Exercise materials:
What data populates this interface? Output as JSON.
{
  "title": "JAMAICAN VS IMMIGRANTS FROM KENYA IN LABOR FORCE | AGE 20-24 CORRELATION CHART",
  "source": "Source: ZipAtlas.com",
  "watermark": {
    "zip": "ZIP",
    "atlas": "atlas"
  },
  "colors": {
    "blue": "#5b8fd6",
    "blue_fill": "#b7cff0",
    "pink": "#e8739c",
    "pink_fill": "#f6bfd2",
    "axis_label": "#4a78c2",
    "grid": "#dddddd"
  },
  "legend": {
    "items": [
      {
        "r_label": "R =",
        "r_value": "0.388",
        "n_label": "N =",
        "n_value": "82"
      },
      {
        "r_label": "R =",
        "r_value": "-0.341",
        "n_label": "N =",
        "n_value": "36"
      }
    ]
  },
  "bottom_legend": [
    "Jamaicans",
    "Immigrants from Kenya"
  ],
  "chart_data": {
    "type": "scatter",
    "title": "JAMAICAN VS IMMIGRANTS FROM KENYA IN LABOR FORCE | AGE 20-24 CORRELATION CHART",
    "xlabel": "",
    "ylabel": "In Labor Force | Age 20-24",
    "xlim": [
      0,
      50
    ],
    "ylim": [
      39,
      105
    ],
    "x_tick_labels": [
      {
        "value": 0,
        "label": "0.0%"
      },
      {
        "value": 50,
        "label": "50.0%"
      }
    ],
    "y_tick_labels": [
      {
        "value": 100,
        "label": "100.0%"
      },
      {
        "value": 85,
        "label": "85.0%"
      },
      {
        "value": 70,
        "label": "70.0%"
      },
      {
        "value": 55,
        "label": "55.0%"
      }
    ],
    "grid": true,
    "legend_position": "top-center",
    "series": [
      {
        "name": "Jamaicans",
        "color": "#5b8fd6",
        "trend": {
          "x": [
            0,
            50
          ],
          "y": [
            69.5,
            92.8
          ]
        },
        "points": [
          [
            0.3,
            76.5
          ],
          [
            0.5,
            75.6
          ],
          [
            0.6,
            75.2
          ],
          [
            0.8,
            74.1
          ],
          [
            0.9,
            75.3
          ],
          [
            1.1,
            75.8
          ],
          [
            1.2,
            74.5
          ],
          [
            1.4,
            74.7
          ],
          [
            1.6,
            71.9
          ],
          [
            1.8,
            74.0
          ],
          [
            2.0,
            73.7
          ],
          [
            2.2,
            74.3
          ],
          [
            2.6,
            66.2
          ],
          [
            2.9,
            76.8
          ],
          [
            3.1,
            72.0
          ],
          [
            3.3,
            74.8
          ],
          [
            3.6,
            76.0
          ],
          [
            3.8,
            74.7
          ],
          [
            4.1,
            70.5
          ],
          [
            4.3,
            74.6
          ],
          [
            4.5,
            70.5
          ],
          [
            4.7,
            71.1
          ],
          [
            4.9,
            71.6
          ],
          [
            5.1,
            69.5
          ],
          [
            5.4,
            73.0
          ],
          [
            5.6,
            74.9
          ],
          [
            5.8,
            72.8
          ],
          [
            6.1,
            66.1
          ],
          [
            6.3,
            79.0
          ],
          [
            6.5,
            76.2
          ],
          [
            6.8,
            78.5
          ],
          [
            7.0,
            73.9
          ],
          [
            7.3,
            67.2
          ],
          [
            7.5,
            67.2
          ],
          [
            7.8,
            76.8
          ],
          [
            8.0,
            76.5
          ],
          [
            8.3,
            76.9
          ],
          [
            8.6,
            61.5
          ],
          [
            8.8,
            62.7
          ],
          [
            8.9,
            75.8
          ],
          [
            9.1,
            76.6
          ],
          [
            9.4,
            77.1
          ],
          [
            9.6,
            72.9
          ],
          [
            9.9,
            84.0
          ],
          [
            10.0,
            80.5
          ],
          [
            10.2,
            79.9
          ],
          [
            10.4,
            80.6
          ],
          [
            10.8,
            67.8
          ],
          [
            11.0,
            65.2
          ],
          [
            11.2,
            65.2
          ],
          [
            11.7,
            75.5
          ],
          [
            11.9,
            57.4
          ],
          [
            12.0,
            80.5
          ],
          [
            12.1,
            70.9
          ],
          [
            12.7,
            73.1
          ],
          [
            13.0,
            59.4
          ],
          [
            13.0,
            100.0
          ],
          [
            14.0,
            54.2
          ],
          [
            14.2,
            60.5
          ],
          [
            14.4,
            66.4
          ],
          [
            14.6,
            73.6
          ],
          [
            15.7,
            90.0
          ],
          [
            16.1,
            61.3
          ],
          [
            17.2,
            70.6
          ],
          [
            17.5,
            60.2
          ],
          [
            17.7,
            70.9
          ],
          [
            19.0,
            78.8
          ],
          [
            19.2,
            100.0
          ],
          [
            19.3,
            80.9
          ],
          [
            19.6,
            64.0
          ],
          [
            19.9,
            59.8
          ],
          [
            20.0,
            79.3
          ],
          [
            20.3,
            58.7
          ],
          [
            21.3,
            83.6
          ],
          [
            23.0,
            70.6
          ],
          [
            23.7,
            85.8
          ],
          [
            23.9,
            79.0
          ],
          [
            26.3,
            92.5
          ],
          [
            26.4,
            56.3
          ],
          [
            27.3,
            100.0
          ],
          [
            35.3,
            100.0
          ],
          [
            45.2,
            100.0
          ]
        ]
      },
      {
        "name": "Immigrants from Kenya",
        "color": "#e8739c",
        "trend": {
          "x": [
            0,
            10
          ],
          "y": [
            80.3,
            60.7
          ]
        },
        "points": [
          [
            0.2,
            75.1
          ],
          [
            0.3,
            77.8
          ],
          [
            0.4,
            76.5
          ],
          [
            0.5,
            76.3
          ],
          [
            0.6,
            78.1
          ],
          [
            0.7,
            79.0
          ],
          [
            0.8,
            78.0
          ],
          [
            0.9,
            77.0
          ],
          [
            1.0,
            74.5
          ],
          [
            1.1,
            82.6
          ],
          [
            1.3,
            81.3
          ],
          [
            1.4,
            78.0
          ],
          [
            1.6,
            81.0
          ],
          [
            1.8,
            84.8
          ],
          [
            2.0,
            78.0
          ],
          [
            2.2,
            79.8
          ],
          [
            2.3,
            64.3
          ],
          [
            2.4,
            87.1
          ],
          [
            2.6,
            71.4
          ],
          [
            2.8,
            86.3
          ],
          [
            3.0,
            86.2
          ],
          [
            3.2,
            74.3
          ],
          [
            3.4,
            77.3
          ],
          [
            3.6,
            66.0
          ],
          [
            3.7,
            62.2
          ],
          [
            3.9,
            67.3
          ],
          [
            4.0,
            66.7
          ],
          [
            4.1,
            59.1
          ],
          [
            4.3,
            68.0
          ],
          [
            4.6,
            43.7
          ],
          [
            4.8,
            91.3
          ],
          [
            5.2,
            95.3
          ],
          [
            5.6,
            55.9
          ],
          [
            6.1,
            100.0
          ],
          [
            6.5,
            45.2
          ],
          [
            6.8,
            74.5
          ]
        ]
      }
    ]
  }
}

Description of the task:
Set all of the records down again, exactly as they stand.

Exercise output:
What data populates this interface? Output as JSON.
{
  "title": "JAMAICAN VS IMMIGRANTS FROM KENYA IN LABOR FORCE | AGE 20-24 CORRELATION CHART",
  "source": "Source: ZipAtlas.com",
  "watermark": {
    "zip": "ZIP",
    "atlas": "atlas"
  },
  "colors": {
    "blue": "#5b8fd6",
    "blue_fill": "#b7cff0",
    "pink": "#e8739c",
    "pink_fill": "#f6bfd2",
    "axis_label": "#4a78c2",
    "grid": "#dddddd"
  },
  "legend": {
    "items": [
      {
        "r_label": "R =",
        "r_value": "0.388",
        "n_label": "N =",
        "n_value": "82"
      },
      {
        "r_label": "R =",
        "r_value": "-0.341",
        "n_label": "N =",
        "n_value": "36"
      }
    ]
  },
  "bottom_legend": [
    "Jamaicans",
    "Immigrants from Kenya"
  ],
  "chart_data": {
    "type": "scatter",
    "title": "JAMAICAN VS IMMIGRANTS FROM KENYA IN LABOR FORCE | AGE 20-24 CORRELATION CHART",
    "xlabel": "",
    "ylabel": "In Labor Force | Age 20-24",
    "xlim": [
      0,
      50
    ],
    "ylim": [
      39,
      105
    ],
    "x_tick_labels": [
      {
        "value": 0,
        "label": "0.0%"
      },
      {
        "value": 50,
        "label": "50.0%"
      }
    ],
    "y_tick_labels": [
      {
        "value": 100,
        "label": "100.0%"
      },
      {
        "value": 85,
        "label": "85.0%"
      },
      {
        "value": 70,
        "label": "70.0%"
      },
      {
        "value": 55,
        "label": "55.0%"
      }
    ],
    "grid": true,
    "legend_position": "top-center",
    "series": [
      {
        "name": "Jamaicans",
        "color": "#5b8fd6",
        "trend": {
          "x": [
            0,
            50
          ],
          "y": [
            69.5,
            92.8
          ]
        },
        "points": [
          [
            0.3,
            76.5
          ],
          [
            0.5,
            75.6
          ],
          [
            0.6,
            75.2
          ],
          [
            0.8,
            74.1
          ],
          [
            0.9,
            75.3
          ],
          [
            1.1,
            75.8
          ],
          [
            1.2,
            74.5
          ],
          [
            1.4,
            74.7
          ],
          [
            1.6,
            71.9
          ],
          [
            1.8,
            74.0
          ],
          [
            2.0,
            73.7
          ],
          [
            2.2,
            74.3
          ],
          [
            2.6,
            66.2
          ],
          [
            2.9,
            76.8
          ],
          [
            3.1,
            72.0
          ],
          [
            3.3,
            74.8
          ],
          [
            3.6,
            76.0
          ],
          [
            3.8,
            74.7
          ],
          [
            4.1,
            70.5
          ],
          [
            4.3,
            74.6
          ],
          [
            4.5,
            70.5
          ],
          [
            4.7,
            71.1
          ],
          [
            4.9,
            71.6
          ],
          [
            5.1,
            69.5
          ],
          [
            5.4,
            73.0
          ],
          [
            5.6,
            74.9
          ],
          [
            5.8,
            72.8
          ],
          [
            6.1,
            66.1
          ],
          [
            6.3,
            79.0
          ],
          [
            6.5,
            76.2
          ],
          [
            6.8,
            78.5
          ],
          [
            7.0,
            73.9
          ],
          [
            7.3,
            67.2
          ],
          [
            7.5,
            67.2
          ],
          [
            7.8,
            76.8
          ],
          [
            8.0,
            76.5
          ],
          [
            8.3,
            76.9
          ],
          [
            8.6,
            61.5
          ],
          [
            8.8,
            62.7
          ],
          [
            8.9,
            75.8
          ],
          [
            9.1,
            76.6
          ],
          [
            9.4,
            77.1
          ],
          [
            9.6,
            72.9
          ],
          [
            9.9,
            84.0
          ],
          [
            10.0,
            80.5
          ],
          [
            10.2,
            79.9
          ],
          [
            10.4,
            80.6
          ],
          [
            10.8,
            67.8
          ],
          [
            11.0,
            65.2
          ],
          [
            11.2,
            65.2
          ],
          [
            11.7,
            75.5
          ],
          [
            11.9,
            57.4
          ],
          [
            12.0,
            80.5
          ],
          [
            12.1,
            70.9
          ],
          [
            12.7,
            73.1
          ],
          [
            13.0,
            59.4
          ],
          [
            13.0,
            100.0
          ],
          [
            14.0,
            54.2
          ],
          [
            14.2,
            60.5
          ],
          [
            14.4,
            66.4
          ],
          [
            14.6,
            73.6
          ],
          [
            15.7,
            90.0
          ],
          [
            16.1,
            61.3
          ],
          [
            17.2,
            70.6
          ],
          [
            17.5,
            60.2
          ],
          [
            17.7,
            70.9
          ],
          [
            19.0,
            78.8
          ],
          [
            19.2,
            100.0
          ],
          [
            19.3,
            80.9
          ],
          [
            19.6,
            64.0
          ],
          [
            19.9,
            59.8
          ],
          [
            20.0,
            79.3
          ],
          [
            20.3,
            58.7
          ],
          [
            21.3,
            83.6
          ],
          [
            23.0,
            70.6
          ],
          [
            23.7,
            85.8
          ],
          [
            23.9,
            79.0
          ],
          [
            26.3,
            92.5
          ],
          [
            26.4,
            56.3
          ],
          [
            27.3,
            100.0
          ],
          [
            35.3,
            100.0
          ],
          [
            45.2,
            100.0
          ]
        ]
      },
      {
        "name": "Immigrants from Kenya",
        "color": "#e8739c",
        "trend": {
          "x": [
            0,
            10
          ],
          "y": [
            80.3,
            60.7
          ]
        },
        "points": [
          [
            0.2,
            75.1
          ],
          [
            0.3,
            77.8
          ],
          [
            0.4,
            76.5
          ],
          [
            0.5,
            76.3
          ],
          [
            0.6,
            78.1
          ],
          [
            0.7,
            79.0
          ],
          [
            0.8,
            78.0
          ],
          [
            0.9,
            77.0
          ],
          [
            1.0,
            74.5
          ],
          [
            1.1,
            82.6
          ],
          [
            1.3,
            81.3
          ],
          [
            1.4,
            78.0
          ],
          [
            1.6,
            81.0
          ],
          [
            1.8,
            84.8
          ],
          [
            2.0,
            78.0
          ],
          [
            2.2,
            79.8
          ],
          [
            2.3,
            64.3
          ],
          [
            2.4,
            87.1
          ],
          [
            2.6,
            71.4
          ],
          [
            2.8,
            86.3
          ],
          [
            3.0,
            86.2
          ],
          [
            3.2,
            74.3
          ],
          [
            3.4,
            77.3
          ],
          [
            3.6,
            66.0
          ],
          [
            3.7,
            62.2
          ],
          [
            3.9,
            67.3
          ],
          [
            4.0,
            66.7
          ],
          [
            4.1,
            59.1
          ],
          [
            4.3,
            68.0
          ],
          [
            4.6,
            43.7
          ],
          [
            4.8,
            91.3
          ],
          [
            5.2,
            95.3
          ],
          [
            5.6,
            55.9
          ],
          [
            6.1,
            100.0
          ],
          [
            6.5,
            45.2
          ],
          [
            6.8,
            74.5
          ]
        ]
      }
    ]
  }
}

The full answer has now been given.